■ **WHAT YOU NEED TO DO**:
a: Write out everything in the passage on characters who share a name, from "But Dreyer’s complaint" down to "it, can’t we?".
b: In the passage on characters who share a name, why are nearly all the leading men in the Tudor trilogy named Thomas? Answer in one to three sentences.
c: Please carry on the passage on characters who share a name from its last sentence.

■ **TEXT EXCERPT**:
—————
It’s as if the blood spatter of Olive’s bullet, aimed at her Henry, has landed on the other Henry’s face. Soon, this young Henry will die in a hunting accident, leaving Henry Kitteridge to comfort Denise, who will whimper, “Oh Henry, Henry,” so that he is painfully uncertain about “which Henry she meant.” The reader, too, is left wondering whether Denise is mourning the dead Henry, playing the older Henry, or flailing between the two. All that misdirection achieved simply by naming both men Henry.

But Dreyer’s complaint was that because the two Thomas B’s didn’t do anything to enrich Downton Abbey, why have similar names? To which, one can answer, Why not? The overlapping of names is an all-too-common occurrence in life. True, it can cause confusion (especially for the accounts department), but if fiction’s grand purpose is the mimesis of la condition humaine, shouldn’t writers be nudged to accommodate this inconvenient reality, rather than dodge it for fear of taxing the reader? If accounts can handle it, can’t we?

Yes, we can, declares the twice-Bookered Hilary Mantel, whose experience in managing dramatis personae bedeviled by the same name is hard to surpass. In her Tudor trilogy (Wolf Hall, Bring Up the Bodies, and the forthcoming The Mirror and the Light), all the leading male characters apart from Henry VIII are named Thomas (it was the second-most-popular name in Tudor England). There is Thomas Cromwell, the ruthless hero. Thomas Wolsey, the Catholic cardinal. Thomas More, the Catholic zealot. Thomas Cranmer, the archbishop of Canterbury. And Thomas Boleyn, the depraved father of Anne Boleyn, and the only one of these Thomases to survive the abattoir of the Tudor court. The naming nightmare, however, doesn’t end here. Of Henry’s six wives, three are some variation of Catherine and two are Anne, while his mistress, his daughter, and the Queen of Scots are all Mary.
—————
■ **DATA ENTRIES**:
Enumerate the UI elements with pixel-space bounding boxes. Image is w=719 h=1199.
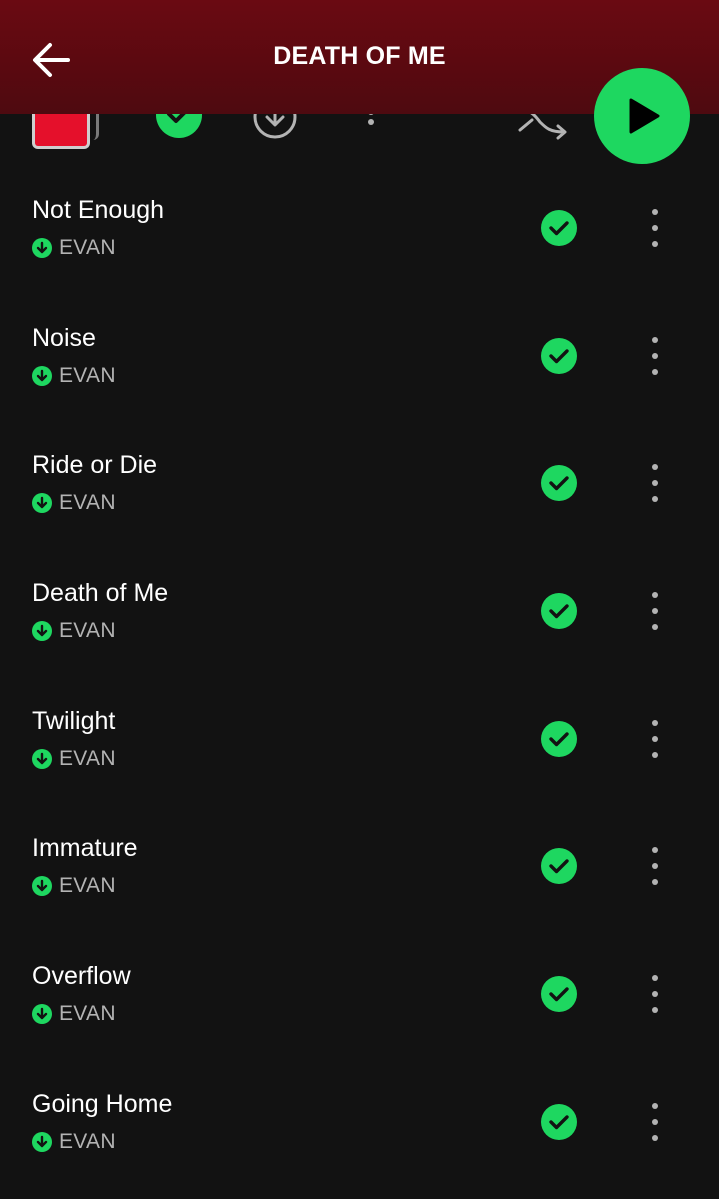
downloaded-icon <box>32 1131 52 1152</box>
saved-check-icon[interactable] <box>541 976 577 1013</box>
track-title: Going Home <box>32 1089 173 1118</box>
play-button[interactable] <box>594 68 690 164</box>
page-title: DEATH OF ME <box>273 42 446 70</box>
downloaded-icon <box>32 365 52 386</box>
track-title: Overflow <box>32 962 131 991</box>
track-title: Ride or Die <box>32 451 158 480</box>
more-options-icon[interactable] <box>640 461 670 505</box>
more-options-icon[interactable] <box>640 972 670 1016</box>
track-artist: EVAN <box>59 491 116 515</box>
more-options-icon[interactable] <box>640 717 670 761</box>
track-row[interactable]: Overflow EVAN <box>0 936 719 1064</box>
album-cover-thumbnail <box>32 114 90 149</box>
track-title: Twilight <box>32 706 116 735</box>
downloaded-icon <box>32 1004 52 1025</box>
download-icon[interactable] <box>252 114 298 140</box>
track-title: Death of Me <box>32 579 169 608</box>
saved-check-icon[interactable] <box>541 210 577 246</box>
more-options-icon[interactable] <box>640 844 670 888</box>
track-artist: EVAN <box>59 363 116 387</box>
more-options-icon[interactable] <box>640 589 670 633</box>
more-options-icon[interactable] <box>640 206 670 250</box>
downloaded-icon <box>32 238 52 258</box>
saved-check-icon[interactable] <box>541 720 577 757</box>
track-artist: EVAN <box>59 619 116 643</box>
track-artist: EVAN <box>59 746 116 770</box>
play-icon <box>629 98 660 134</box>
track-artist: EVAN <box>59 236 116 259</box>
track-row[interactable]: Ride or Die EVAN <box>0 425 719 553</box>
saved-check-icon[interactable] <box>541 337 577 374</box>
track-row[interactable]: Immature EVAN <box>0 808 719 936</box>
track-title: Noise <box>32 323 96 352</box>
saved-check-icon[interactable] <box>541 848 577 885</box>
track-row[interactable]: Twilight EVAN <box>0 681 719 809</box>
track-row[interactable]: Noise EVAN <box>0 298 719 426</box>
track-artist: EVAN <box>59 874 116 898</box>
saved-check-icon[interactable] <box>541 1103 577 1140</box>
more-options-icon[interactable] <box>640 1100 670 1144</box>
saved-check-icon[interactable] <box>156 114 202 138</box>
track-row[interactable]: Going Home EVAN <box>0 1064 719 1192</box>
more-options-icon[interactable] <box>640 334 670 378</box>
track-artist: EVAN <box>59 1129 116 1153</box>
track-title: Not Enough <box>32 196 165 224</box>
downloaded-icon <box>32 876 52 897</box>
more-options-icon[interactable] <box>360 114 382 146</box>
track-row[interactable]: Not Enough EVAN <box>0 170 719 298</box>
downloaded-icon <box>32 621 52 642</box>
track-title: Immature <box>32 834 138 863</box>
downloaded-icon <box>32 748 52 769</box>
album-cover-edge <box>90 114 99 140</box>
track-row[interactable]: Death of Me EVAN <box>0 553 719 681</box>
saved-check-icon[interactable] <box>541 593 577 630</box>
saved-check-icon[interactable] <box>541 465 577 502</box>
shuffle-icon[interactable] <box>516 114 570 146</box>
downloaded-icon <box>32 493 52 514</box>
track-artist: EVAN <box>59 1002 116 1026</box>
track-list: Not Enough EVAN Noise EVAN Ride or Die E… <box>0 170 719 1192</box>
—————
■ **ANSWERS TO THE TASKS**:
a:
But Dreyer’s complaint was that because the two Thomas B’s didn’t do anything to enrich Downton Abbey, why have similar names? To which, one can answer, Why not? The overlapping of names is an all-too-common occurrence in life. True, it can cause confusion (especially for the accounts department), but if fiction’s grand purpose is the mimesis of la condition humaine, shouldn’t writers be nudged to accommodate this inconvenient reality, rather than dodge it for fear of taxing the reader? If accounts can handle it, can’t we?

b: The passage says that Thomas was the second-most-popular name in Tudor England. That is why every leading male character except Henry VIII carries it.

c:
Mantel was writing historical fiction and had no say in the christening, but she embraced her cards. “What do I do?” she said in 2014 at the Cheltenham Literature Festival, on the difficulties of adapting her books for television. “Every second man in Henry VIII’s England is called Thomas. At any one time, there are five Thomases on the page, all shouting at each other. The only thing to do is let the reader in on it. Admit the difficulty … Because as soon as you decide this is too complicated for the viewer, or history is an inconvenient shape and can’t we tidy it up a bit, then you fall into a cascade of errors which ends in nonsense.”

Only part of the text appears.